[Records from a dataset]
▬▬▬▬▬▬▬▬▬▬

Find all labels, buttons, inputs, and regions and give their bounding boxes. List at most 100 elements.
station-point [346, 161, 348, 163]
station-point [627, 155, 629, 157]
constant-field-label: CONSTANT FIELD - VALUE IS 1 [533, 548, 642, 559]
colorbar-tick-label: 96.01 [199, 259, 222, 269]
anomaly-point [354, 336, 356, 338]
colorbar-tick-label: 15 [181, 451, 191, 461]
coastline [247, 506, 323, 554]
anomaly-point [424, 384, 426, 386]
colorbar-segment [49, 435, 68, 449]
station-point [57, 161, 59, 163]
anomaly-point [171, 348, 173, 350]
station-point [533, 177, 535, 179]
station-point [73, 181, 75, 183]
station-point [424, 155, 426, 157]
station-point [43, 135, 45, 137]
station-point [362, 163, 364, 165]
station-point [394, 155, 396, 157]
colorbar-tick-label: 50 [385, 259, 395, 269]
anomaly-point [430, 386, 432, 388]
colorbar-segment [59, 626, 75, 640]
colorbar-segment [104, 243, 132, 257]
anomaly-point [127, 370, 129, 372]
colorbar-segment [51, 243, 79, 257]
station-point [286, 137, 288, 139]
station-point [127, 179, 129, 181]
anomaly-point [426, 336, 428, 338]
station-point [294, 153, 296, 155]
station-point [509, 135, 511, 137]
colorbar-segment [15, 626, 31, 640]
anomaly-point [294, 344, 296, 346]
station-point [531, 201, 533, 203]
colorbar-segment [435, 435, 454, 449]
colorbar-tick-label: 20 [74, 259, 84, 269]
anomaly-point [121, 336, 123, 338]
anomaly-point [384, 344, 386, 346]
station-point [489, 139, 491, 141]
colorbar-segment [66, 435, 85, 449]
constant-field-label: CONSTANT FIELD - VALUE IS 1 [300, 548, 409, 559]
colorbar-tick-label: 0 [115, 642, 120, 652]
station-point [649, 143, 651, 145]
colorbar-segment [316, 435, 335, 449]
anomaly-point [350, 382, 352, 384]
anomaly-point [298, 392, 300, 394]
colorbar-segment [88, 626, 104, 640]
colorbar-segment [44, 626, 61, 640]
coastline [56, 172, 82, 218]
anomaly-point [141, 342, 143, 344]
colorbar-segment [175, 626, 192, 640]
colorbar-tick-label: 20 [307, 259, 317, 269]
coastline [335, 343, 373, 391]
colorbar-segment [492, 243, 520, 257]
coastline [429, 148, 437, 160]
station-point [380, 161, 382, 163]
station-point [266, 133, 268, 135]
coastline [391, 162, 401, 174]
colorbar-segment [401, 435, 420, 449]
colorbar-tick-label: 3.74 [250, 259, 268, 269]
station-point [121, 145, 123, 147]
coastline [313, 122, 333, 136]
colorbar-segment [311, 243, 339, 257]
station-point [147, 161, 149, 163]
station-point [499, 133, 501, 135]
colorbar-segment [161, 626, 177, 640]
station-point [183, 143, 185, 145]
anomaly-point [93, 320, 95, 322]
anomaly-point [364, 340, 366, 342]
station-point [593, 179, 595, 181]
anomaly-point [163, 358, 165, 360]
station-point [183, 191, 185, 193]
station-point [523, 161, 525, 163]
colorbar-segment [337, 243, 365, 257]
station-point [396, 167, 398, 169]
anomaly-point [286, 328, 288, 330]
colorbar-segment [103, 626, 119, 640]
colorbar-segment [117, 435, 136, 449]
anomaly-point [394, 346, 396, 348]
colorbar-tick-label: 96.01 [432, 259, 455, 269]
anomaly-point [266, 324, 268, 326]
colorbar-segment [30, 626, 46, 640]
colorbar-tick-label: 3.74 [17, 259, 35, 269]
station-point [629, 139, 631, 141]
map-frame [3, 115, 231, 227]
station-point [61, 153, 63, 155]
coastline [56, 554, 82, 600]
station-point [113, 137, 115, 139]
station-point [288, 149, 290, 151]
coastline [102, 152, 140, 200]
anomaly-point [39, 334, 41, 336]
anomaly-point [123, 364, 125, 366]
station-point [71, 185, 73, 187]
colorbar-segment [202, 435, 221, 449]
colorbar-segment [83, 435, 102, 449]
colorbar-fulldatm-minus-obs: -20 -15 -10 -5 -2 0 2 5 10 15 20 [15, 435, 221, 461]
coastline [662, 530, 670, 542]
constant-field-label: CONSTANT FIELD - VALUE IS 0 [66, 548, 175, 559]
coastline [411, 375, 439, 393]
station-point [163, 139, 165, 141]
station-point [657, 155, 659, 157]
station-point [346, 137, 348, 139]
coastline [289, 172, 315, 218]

▬▬▬▬▬▬▬▬▬▬

▶ Given task
Repeat every line of the entries above, unchanged and in the same order.

▶ Task answer
Find all labels, buttons, inputs, and regions and give their bounding boxes. List at most 100 elements.
station-point [346, 161, 348, 163]
station-point [627, 155, 629, 157]
constant-field-label: CONSTANT FIELD - VALUE IS 1 [533, 548, 642, 559]
colorbar-tick-label: 96.01 [199, 259, 222, 269]
anomaly-point [354, 336, 356, 338]
colorbar-tick-label: 15 [181, 451, 191, 461]
coastline [247, 506, 323, 554]
anomaly-point [424, 384, 426, 386]
colorbar-segment [49, 435, 68, 449]
station-point [57, 161, 59, 163]
anomaly-point [171, 348, 173, 350]
station-point [533, 177, 535, 179]
station-point [73, 181, 75, 183]
station-point [424, 155, 426, 157]
station-point [43, 135, 45, 137]
station-point [362, 163, 364, 165]
station-point [394, 155, 396, 157]
colorbar-tick-label: 50 [385, 259, 395, 269]
anomaly-point [430, 386, 432, 388]
colorbar-segment [59, 626, 75, 640]
colorbar-segment [104, 243, 132, 257]
anomaly-point [127, 370, 129, 372]
colorbar-segment [51, 243, 79, 257]
station-point [286, 137, 288, 139]
station-point [127, 179, 129, 181]
anomaly-point [426, 336, 428, 338]
station-point [294, 153, 296, 155]
station-point [509, 135, 511, 137]
colorbar-segment [15, 626, 31, 640]
anomaly-point [294, 344, 296, 346]
station-point [531, 201, 533, 203]
colorbar-segment [435, 435, 454, 449]
colorbar-tick-label: 20 [74, 259, 84, 269]
anomaly-point [121, 336, 123, 338]
anomaly-point [384, 344, 386, 346]
station-point [489, 139, 491, 141]
colorbar-segment [66, 435, 85, 449]
constant-field-label: CONSTANT FIELD - VALUE IS 1 [300, 548, 409, 559]
colorbar-tick-label: 0 [115, 642, 120, 652]
station-point [649, 143, 651, 145]
colorbar-segment [316, 435, 335, 449]
anomaly-point [350, 382, 352, 384]
anomaly-point [298, 392, 300, 394]
colorbar-segment [88, 626, 104, 640]
colorbar-segment [44, 626, 61, 640]
coastline [56, 172, 82, 218]
anomaly-point [141, 342, 143, 344]
colorbar-segment [175, 626, 192, 640]
colorbar-tick-label: 20 [307, 259, 317, 269]
coastline [335, 343, 373, 391]
colorbar-segment [492, 243, 520, 257]
coastline [429, 148, 437, 160]
station-point [380, 161, 382, 163]
station-point [266, 133, 268, 135]
coastline [391, 162, 401, 174]
colorbar-segment [401, 435, 420, 449]
colorbar-tick-label: 3.74 [250, 259, 268, 269]
station-point [121, 145, 123, 147]
coastline [313, 122, 333, 136]
colorbar-segment [311, 243, 339, 257]
station-point [147, 161, 149, 163]
station-point [499, 133, 501, 135]
colorbar-segment [161, 626, 177, 640]
station-point [183, 143, 185, 145]
anomaly-point [93, 320, 95, 322]
anomaly-point [364, 340, 366, 342]
station-point [593, 179, 595, 181]
anomaly-point [163, 358, 165, 360]
station-point [183, 191, 185, 193]
station-point [523, 161, 525, 163]
colorbar-segment [337, 243, 365, 257]
station-point [396, 167, 398, 169]
anomaly-point [286, 328, 288, 330]
colorbar-segment [103, 626, 119, 640]
colorbar-segment [117, 435, 136, 449]
anomaly-point [394, 346, 396, 348]
colorbar-tick-label: 96.01 [432, 259, 455, 269]
anomaly-point [266, 324, 268, 326]
colorbar-segment [30, 626, 46, 640]
colorbar-tick-label: 3.74 [17, 259, 35, 269]
station-point [629, 139, 631, 141]
map-frame [3, 115, 231, 227]
station-point [61, 153, 63, 155]
coastline [56, 554, 82, 600]
station-point [113, 137, 115, 139]
station-point [288, 149, 290, 151]
coastline [102, 152, 140, 200]
anomaly-point [39, 334, 41, 336]
anomaly-point [123, 364, 125, 366]
station-point [71, 185, 73, 187]
colorbar-segment [202, 435, 221, 449]
colorbar-segment [83, 435, 102, 449]
colorbar-fulldatm-minus-obs: -20 -15 -10 -5 -2 0 2 5 10 15 20 [15, 435, 221, 461]
coastline [662, 530, 670, 542]
constant-field-label: CONSTANT FIELD - VALUE IS 0 [66, 548, 175, 559]
coastline [411, 375, 439, 393]
station-point [163, 139, 165, 141]
station-point [657, 155, 659, 157]
station-point [346, 137, 348, 139]
coastline [289, 172, 315, 218]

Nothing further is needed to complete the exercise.